MATERIAL SUPPLIED:
>>>

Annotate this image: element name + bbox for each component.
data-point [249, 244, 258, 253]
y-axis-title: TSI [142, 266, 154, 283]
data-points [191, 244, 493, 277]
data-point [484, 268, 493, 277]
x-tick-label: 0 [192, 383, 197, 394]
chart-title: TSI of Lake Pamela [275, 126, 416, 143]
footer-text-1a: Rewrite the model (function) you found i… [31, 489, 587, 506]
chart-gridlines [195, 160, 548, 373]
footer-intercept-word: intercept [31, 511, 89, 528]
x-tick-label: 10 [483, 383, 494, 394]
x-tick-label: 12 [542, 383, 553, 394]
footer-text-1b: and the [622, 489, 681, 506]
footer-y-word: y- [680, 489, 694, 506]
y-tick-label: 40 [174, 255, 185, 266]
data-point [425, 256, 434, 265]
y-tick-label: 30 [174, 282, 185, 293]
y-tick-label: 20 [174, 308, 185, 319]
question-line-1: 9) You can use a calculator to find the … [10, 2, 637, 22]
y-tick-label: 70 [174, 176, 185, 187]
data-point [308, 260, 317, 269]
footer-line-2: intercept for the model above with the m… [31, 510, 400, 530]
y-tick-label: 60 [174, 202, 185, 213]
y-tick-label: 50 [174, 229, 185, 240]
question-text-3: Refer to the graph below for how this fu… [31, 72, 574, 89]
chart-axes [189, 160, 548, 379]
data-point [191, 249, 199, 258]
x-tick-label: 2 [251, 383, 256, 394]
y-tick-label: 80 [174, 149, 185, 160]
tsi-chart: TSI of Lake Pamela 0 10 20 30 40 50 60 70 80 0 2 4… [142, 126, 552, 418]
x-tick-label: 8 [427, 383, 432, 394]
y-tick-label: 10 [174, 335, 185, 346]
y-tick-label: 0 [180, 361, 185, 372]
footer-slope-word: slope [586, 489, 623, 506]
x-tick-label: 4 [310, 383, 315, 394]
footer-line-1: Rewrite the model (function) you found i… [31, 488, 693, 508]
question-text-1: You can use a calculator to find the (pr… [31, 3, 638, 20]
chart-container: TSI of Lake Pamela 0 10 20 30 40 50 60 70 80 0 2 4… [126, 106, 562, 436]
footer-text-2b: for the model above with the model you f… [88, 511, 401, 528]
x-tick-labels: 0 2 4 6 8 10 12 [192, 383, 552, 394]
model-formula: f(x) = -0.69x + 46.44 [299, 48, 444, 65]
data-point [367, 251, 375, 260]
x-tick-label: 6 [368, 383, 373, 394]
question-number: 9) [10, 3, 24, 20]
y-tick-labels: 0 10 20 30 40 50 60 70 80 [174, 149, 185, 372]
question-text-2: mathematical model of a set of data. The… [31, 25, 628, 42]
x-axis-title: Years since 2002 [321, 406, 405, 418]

<<<

WHAT THIS TASK INVOLVES:
Return every row above unchanged, with the same order, spacing and punctuation.

PROBLEM SOLUTION:
Annotate this image: element name + bbox for each component.
data-point [249, 244, 258, 253]
y-axis-title: TSI [142, 266, 154, 283]
data-points [191, 244, 493, 277]
data-point [484, 268, 493, 277]
x-tick-label: 0 [192, 383, 197, 394]
chart-title: TSI of Lake Pamela [275, 126, 416, 143]
footer-text-1a: Rewrite the model (function) you found i… [31, 489, 587, 506]
chart-gridlines [195, 160, 548, 373]
footer-intercept-word: intercept [31, 511, 89, 528]
x-tick-label: 10 [483, 383, 494, 394]
x-tick-label: 12 [542, 383, 553, 394]
footer-text-1b: and the [622, 489, 681, 506]
footer-y-word: y- [680, 489, 694, 506]
y-tick-label: 40 [174, 255, 185, 266]
data-point [425, 256, 434, 265]
y-tick-label: 30 [174, 282, 185, 293]
y-tick-label: 20 [174, 308, 185, 319]
question-line-1: 9) You can use a calculator to find the … [10, 2, 637, 22]
y-tick-label: 70 [174, 176, 185, 187]
data-point [308, 260, 317, 269]
footer-line-2: intercept for the model above with the m… [31, 510, 400, 530]
y-tick-label: 60 [174, 202, 185, 213]
y-tick-label: 50 [174, 229, 185, 240]
question-text-3: Refer to the graph below for how this fu… [31, 72, 574, 89]
chart-axes [189, 160, 548, 379]
data-point [191, 249, 199, 258]
x-tick-label: 2 [251, 383, 256, 394]
y-tick-label: 80 [174, 149, 185, 160]
tsi-chart: TSI of Lake Pamela 0 10 20 30 40 50 60 70 80 0 2 4… [142, 126, 552, 418]
x-tick-label: 8 [427, 383, 432, 394]
y-tick-label: 10 [174, 335, 185, 346]
y-tick-label: 0 [180, 361, 185, 372]
footer-slope-word: slope [586, 489, 623, 506]
x-tick-label: 4 [310, 383, 315, 394]
footer-line-1: Rewrite the model (function) you found i… [31, 488, 693, 508]
question-text-1: You can use a calculator to find the (pr… [31, 3, 638, 20]
chart-container: TSI of Lake Pamela 0 10 20 30 40 50 60 70 80 0 2 4… [126, 106, 562, 436]
footer-text-2b: for the model above with the model you f… [88, 511, 401, 528]
x-tick-labels: 0 2 4 6 8 10 12 [192, 383, 552, 394]
model-formula: f(x) = -0.69x + 46.44 [299, 48, 444, 65]
data-point [367, 251, 375, 260]
x-tick-label: 6 [368, 383, 373, 394]
question-number: 9) [10, 3, 24, 20]
y-tick-labels: 0 10 20 30 40 50 60 70 80 [174, 149, 185, 372]
question-text-2: mathematical model of a set of data. The… [31, 25, 628, 42]
x-axis-title: Years since 2002 [321, 406, 405, 418]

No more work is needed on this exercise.